[Dataset records]

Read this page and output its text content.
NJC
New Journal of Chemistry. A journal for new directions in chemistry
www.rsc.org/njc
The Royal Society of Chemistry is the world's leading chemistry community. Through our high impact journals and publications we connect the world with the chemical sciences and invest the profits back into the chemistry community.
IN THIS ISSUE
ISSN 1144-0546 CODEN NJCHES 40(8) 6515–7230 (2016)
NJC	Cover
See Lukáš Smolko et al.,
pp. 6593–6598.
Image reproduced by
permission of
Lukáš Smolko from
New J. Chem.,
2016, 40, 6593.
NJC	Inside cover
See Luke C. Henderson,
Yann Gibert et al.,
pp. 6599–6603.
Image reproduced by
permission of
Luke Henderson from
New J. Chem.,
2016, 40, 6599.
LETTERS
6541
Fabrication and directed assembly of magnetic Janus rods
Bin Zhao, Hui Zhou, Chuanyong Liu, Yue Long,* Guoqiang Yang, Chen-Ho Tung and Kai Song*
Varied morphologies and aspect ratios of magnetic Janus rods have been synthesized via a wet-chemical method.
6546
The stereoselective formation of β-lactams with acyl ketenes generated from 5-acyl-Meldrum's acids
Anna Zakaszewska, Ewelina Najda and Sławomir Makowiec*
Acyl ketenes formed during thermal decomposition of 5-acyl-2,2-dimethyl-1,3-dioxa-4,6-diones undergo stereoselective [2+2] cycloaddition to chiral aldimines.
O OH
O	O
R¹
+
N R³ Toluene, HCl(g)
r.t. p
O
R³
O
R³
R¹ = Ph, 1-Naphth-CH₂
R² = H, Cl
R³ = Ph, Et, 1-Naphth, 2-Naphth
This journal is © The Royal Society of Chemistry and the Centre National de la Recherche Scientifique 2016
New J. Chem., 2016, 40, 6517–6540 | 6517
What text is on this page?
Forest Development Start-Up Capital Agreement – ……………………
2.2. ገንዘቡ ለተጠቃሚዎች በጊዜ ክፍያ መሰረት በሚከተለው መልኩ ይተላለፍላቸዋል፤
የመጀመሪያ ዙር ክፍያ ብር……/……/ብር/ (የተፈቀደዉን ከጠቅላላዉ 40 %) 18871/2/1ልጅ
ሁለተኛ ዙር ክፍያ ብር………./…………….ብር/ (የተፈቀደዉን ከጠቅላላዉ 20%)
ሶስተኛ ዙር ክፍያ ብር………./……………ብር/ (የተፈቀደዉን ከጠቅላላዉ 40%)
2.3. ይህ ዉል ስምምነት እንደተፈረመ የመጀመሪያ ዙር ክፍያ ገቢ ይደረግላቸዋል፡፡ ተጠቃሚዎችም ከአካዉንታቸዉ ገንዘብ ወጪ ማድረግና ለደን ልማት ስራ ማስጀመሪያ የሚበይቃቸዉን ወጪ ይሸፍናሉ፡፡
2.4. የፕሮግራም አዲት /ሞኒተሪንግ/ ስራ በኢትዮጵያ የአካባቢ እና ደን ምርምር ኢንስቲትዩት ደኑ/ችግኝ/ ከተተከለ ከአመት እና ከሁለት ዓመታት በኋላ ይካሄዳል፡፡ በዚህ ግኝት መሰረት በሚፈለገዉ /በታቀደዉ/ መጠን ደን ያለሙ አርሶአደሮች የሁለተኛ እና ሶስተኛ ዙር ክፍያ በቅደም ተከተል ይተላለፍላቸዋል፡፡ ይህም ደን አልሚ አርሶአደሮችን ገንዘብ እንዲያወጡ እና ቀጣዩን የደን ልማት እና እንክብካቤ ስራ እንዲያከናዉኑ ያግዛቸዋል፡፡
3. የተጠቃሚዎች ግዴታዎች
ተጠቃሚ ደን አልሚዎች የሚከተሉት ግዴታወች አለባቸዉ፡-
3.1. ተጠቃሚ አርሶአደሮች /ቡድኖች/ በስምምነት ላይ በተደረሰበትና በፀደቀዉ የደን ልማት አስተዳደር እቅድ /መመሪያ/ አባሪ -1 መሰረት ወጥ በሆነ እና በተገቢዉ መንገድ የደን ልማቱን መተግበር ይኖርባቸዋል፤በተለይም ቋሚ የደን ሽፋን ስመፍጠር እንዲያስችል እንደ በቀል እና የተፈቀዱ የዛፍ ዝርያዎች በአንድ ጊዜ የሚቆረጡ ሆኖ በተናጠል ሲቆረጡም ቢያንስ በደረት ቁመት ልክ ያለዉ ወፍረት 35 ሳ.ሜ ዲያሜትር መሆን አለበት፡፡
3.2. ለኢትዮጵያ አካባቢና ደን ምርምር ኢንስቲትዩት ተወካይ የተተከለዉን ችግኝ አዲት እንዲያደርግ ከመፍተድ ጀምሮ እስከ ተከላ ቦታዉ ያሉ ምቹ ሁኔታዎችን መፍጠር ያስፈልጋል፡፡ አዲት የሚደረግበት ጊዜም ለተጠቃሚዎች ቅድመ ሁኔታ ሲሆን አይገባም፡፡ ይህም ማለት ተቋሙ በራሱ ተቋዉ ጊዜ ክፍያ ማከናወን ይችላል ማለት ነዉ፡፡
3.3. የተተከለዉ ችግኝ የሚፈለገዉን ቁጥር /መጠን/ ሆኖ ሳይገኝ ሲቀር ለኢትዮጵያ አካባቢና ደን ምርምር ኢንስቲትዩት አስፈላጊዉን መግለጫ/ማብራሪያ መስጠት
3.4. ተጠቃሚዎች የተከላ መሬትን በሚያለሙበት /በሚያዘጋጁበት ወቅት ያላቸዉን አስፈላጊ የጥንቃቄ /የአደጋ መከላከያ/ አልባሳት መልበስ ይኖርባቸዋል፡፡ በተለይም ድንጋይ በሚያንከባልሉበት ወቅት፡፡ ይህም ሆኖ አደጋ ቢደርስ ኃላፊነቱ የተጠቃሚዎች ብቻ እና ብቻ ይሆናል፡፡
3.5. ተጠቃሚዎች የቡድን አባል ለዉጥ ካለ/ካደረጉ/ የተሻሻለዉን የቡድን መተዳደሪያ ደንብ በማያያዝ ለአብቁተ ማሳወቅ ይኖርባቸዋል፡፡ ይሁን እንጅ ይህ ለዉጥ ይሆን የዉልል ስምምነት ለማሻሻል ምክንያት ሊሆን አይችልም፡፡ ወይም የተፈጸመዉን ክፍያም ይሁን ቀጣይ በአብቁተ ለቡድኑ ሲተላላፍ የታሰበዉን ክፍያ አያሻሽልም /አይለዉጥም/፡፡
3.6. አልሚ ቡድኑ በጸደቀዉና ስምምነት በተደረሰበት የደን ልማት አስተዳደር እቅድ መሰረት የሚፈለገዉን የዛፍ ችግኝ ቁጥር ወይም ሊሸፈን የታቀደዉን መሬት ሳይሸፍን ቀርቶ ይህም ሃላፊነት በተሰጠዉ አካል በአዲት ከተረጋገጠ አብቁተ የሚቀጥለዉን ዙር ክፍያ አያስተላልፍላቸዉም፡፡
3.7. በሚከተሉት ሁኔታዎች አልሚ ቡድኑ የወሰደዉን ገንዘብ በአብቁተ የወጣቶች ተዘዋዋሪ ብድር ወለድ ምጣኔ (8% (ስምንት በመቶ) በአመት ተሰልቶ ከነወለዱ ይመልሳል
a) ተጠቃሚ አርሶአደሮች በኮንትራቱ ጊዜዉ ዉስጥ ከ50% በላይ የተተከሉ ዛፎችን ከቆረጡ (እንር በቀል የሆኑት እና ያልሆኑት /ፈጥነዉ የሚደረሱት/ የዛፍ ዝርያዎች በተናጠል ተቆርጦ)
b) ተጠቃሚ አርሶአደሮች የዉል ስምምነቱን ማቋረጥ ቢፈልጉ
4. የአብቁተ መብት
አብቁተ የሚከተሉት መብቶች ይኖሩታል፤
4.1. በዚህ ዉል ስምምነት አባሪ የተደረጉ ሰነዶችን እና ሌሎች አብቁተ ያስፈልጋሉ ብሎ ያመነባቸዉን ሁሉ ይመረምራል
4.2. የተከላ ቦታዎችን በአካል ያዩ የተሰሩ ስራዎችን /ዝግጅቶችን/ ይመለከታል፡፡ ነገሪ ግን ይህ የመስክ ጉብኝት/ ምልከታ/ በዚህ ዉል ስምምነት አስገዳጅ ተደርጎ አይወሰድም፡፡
---
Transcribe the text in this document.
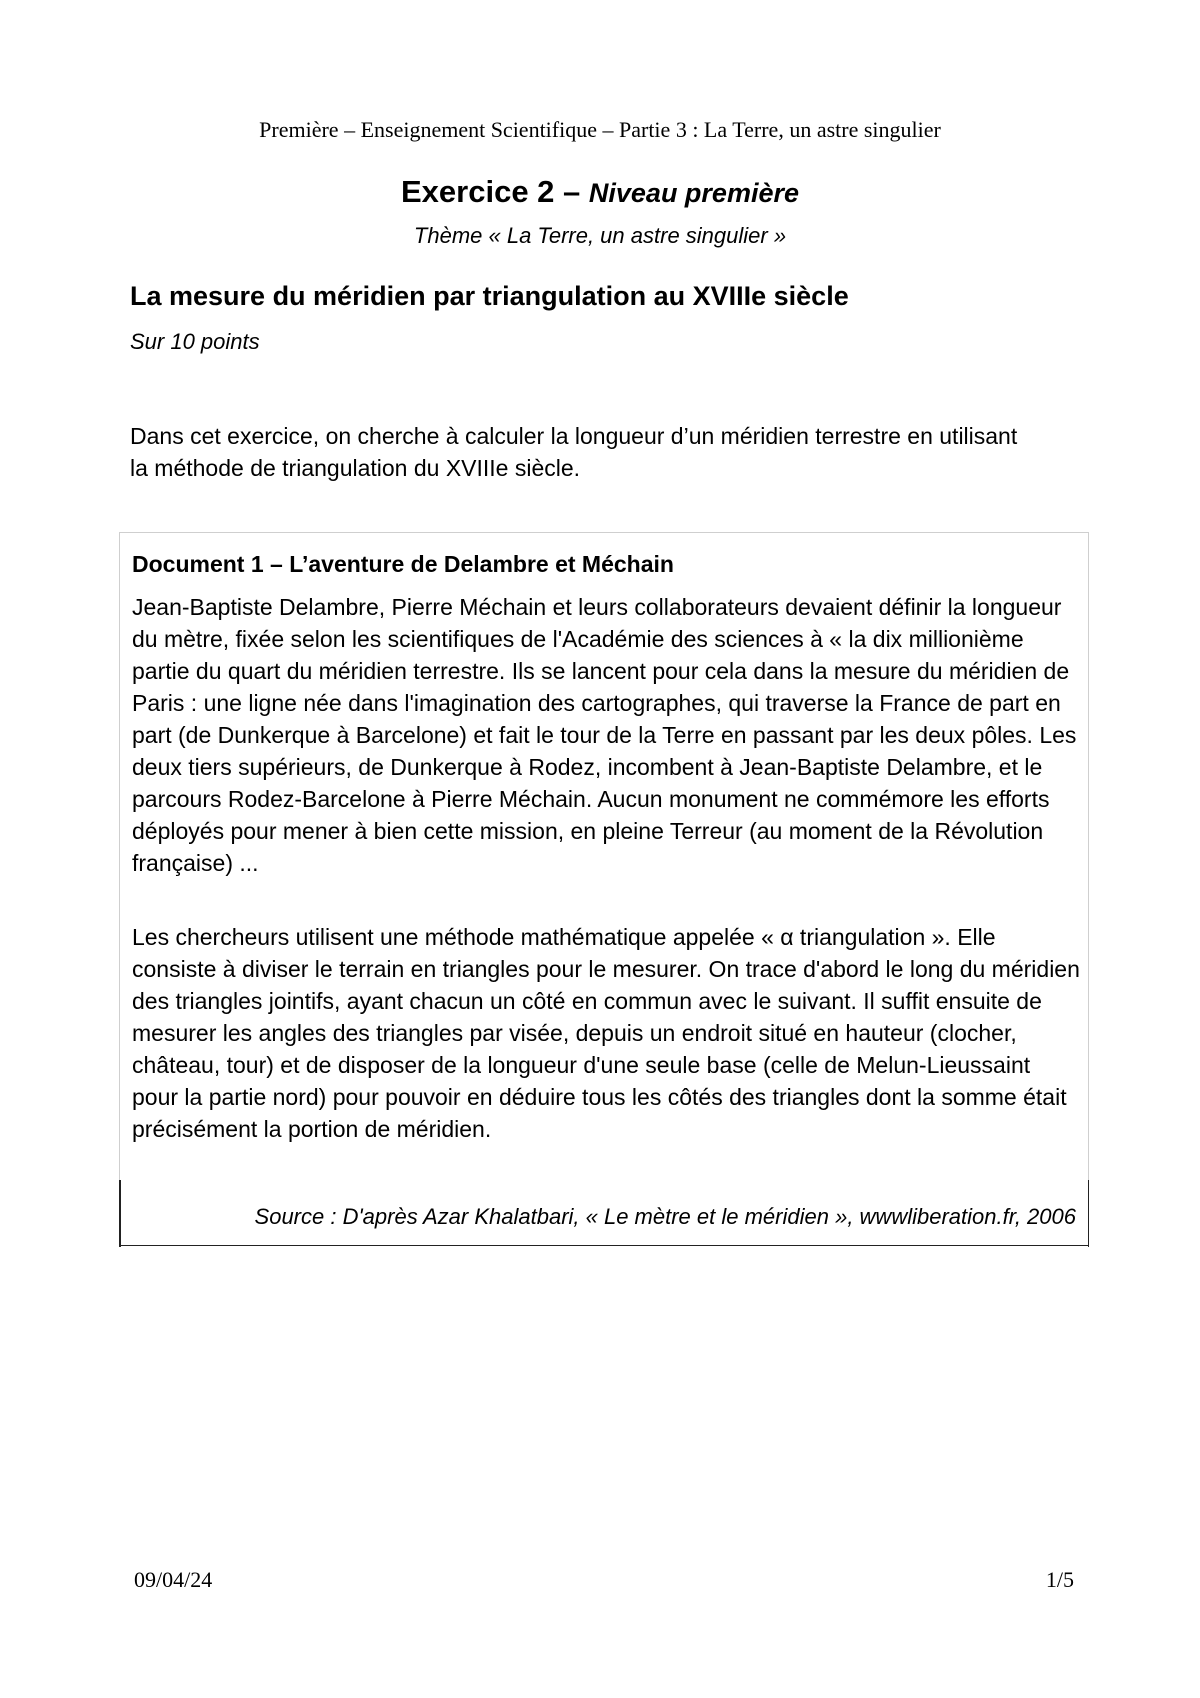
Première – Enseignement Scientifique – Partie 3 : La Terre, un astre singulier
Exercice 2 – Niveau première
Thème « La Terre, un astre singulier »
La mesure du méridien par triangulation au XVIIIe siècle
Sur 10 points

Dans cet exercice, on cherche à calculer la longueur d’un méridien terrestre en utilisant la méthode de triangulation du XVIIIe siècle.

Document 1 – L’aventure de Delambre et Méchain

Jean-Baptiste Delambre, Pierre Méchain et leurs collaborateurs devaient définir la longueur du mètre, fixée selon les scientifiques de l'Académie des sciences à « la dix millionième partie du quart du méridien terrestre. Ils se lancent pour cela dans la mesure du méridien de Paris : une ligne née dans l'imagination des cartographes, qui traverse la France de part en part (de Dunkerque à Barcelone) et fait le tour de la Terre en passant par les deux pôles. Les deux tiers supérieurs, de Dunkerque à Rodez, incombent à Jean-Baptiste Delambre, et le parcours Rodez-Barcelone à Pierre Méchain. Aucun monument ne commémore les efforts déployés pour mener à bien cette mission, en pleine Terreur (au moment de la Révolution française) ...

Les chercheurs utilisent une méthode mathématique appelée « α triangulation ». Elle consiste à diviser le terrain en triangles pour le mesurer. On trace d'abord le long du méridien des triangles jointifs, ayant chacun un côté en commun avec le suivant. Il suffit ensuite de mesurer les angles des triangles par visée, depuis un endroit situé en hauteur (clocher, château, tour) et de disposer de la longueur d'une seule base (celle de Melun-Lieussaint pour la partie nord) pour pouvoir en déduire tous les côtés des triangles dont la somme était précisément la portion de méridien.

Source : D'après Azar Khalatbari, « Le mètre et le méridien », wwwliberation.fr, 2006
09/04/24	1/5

-- PROBLEM TO WORK ON --
Pick out all the lines with the word "በተለይም" in them and copy them.

-- RIGHT ANSWER --
3.1. ተጠቃሚ አርሶአደሮች /ቡድኖች/ በስምምነት ላይ በተደረሰበትና በፀደቀዉ የደን ልማት አስተዳደር እቅድ /መመሪያ/ አባሪ -1 መሰረት ወጥ በሆነ እና በተገቢዉ መንገድ የደን ልማቱን መተግበር ይኖርባቸዋል፤በተለይም ቋሚ የደን ሽፋን ስመፍጠር እንዲያስችል እንደ በቀል እና የተፈቀዱ የዛፍ ዝርያዎች በአንድ ጊዜ የሚቆረጡ ሆኖ በተናጠል ሲቆረጡም ቢያንስ በደረት ቁመት ልክ ያለዉ ወፍረት 35 ሳ.ሜ ዲያሜትር መሆን አለበት፡፡
3.4. ተጠቃሚዎች የተከላ መሬትን በሚያለሙበት /በሚያዘጋጁበት ወቅት ያላቸዉን አስፈላጊ የጥንቃቄ /የአደጋ መከላከያ/ አልባሳት መልበስ ይኖርባቸዋል፡፡ በተለይም ድንጋይ በሚያንከባልሉበት ወቅት፡፡ ይህም ሆኖ አደጋ ቢደርስ ኃላፊነቱ የተጠቃሚዎች ብቻ እና ብቻ ይሆናል፡፡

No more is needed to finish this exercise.